**AIM**.
Search the material for the word "this" and copy each line that holds it.

⟨

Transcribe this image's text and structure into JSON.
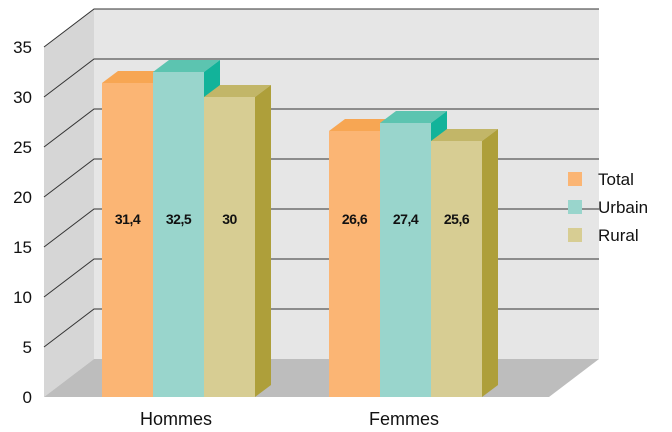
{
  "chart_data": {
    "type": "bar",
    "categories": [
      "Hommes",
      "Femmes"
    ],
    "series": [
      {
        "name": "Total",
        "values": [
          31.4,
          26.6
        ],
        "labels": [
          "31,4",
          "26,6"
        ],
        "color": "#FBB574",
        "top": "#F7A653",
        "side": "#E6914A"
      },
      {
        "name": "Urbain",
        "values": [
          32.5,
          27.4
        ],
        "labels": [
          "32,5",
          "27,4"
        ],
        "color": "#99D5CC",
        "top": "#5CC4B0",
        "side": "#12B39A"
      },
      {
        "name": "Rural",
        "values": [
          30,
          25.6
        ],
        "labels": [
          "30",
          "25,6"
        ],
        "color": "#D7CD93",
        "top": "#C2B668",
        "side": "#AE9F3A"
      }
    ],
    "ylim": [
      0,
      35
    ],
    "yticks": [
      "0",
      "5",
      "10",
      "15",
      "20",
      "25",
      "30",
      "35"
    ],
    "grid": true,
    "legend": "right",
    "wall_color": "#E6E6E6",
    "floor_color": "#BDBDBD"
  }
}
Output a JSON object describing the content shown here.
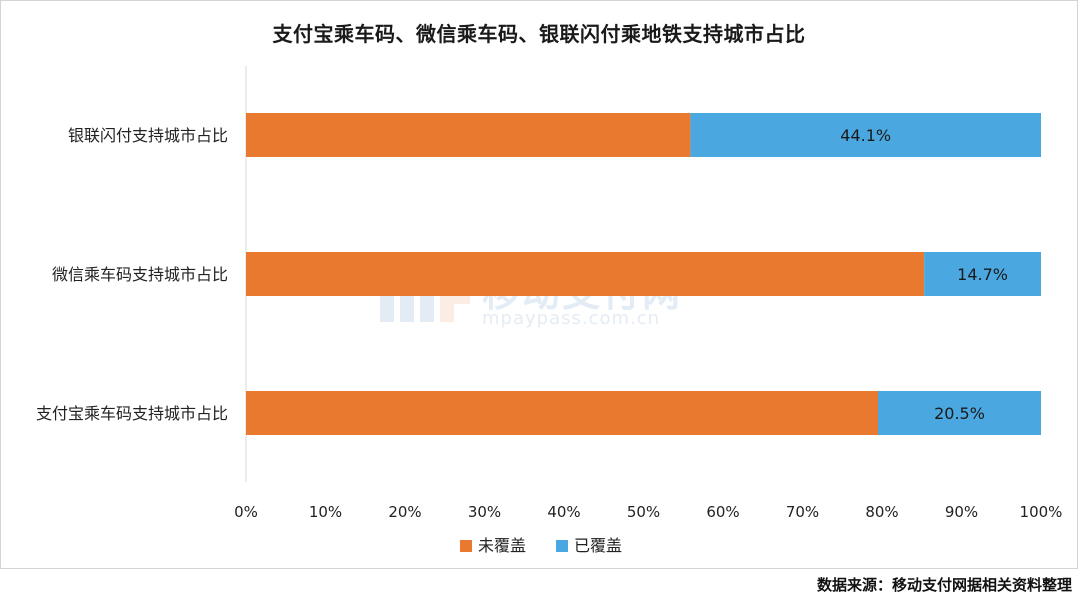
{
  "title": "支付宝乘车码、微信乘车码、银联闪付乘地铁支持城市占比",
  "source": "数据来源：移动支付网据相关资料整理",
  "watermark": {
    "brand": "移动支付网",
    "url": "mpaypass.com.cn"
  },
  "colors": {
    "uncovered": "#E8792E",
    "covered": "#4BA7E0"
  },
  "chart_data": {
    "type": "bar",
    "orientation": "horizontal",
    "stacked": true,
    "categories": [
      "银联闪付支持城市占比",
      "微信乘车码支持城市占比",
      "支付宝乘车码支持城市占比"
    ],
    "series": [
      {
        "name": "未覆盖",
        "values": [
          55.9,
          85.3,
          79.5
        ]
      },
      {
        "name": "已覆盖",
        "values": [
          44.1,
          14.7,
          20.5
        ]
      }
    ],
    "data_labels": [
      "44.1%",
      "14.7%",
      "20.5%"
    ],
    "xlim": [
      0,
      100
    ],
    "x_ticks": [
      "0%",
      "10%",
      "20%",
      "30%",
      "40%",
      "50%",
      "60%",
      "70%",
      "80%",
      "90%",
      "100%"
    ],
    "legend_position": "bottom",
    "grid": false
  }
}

⟩
⟨

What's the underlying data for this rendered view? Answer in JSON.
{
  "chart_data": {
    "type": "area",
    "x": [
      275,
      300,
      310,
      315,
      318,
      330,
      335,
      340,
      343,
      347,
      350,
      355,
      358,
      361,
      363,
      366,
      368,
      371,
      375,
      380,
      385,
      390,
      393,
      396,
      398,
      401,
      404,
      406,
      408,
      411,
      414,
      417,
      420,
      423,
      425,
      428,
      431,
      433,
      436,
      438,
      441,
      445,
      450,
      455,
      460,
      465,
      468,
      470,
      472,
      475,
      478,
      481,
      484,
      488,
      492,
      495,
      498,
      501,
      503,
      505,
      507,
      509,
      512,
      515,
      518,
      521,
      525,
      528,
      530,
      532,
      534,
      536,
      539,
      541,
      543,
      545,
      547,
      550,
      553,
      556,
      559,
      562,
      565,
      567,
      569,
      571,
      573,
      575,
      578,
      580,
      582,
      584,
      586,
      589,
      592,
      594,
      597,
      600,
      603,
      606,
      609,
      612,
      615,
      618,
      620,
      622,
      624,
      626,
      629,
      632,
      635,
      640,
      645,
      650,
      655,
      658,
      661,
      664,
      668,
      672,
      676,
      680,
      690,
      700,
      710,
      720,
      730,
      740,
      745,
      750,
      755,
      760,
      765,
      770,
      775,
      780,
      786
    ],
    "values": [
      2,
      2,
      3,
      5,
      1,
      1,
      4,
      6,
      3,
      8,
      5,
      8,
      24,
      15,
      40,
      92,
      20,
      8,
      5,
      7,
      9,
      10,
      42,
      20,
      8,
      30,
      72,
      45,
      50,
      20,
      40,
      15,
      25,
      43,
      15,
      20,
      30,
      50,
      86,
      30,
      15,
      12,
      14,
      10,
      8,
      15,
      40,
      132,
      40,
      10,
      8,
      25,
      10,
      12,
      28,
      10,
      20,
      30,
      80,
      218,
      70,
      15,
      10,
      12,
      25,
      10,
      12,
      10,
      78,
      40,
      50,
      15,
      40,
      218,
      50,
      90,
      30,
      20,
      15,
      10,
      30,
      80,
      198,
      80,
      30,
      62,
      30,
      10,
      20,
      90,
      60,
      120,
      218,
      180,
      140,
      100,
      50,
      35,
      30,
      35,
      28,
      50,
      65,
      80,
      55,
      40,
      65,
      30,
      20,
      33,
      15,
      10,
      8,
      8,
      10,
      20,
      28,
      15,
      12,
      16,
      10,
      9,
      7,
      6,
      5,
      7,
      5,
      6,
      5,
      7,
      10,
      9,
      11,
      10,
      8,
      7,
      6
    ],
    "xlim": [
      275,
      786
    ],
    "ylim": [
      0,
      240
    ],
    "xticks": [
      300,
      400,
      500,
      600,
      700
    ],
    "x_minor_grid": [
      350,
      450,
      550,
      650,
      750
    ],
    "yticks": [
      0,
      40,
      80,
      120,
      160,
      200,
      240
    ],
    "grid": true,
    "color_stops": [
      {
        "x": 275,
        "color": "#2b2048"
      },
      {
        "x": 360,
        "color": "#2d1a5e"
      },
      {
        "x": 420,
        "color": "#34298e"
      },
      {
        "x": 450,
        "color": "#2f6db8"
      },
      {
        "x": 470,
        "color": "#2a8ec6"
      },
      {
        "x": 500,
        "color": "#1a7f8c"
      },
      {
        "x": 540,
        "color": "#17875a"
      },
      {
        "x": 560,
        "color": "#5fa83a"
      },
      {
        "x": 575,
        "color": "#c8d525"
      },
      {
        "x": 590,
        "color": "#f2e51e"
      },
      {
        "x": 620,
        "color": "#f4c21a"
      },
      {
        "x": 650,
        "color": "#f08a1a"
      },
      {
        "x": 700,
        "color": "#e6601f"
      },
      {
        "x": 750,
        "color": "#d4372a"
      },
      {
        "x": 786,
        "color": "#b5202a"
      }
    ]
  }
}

⟩

**EXERCISE SOLUTION**.
Transcribe this image's text and structure into JSON.
What's the underlying data for this rendered view? Answer in JSON.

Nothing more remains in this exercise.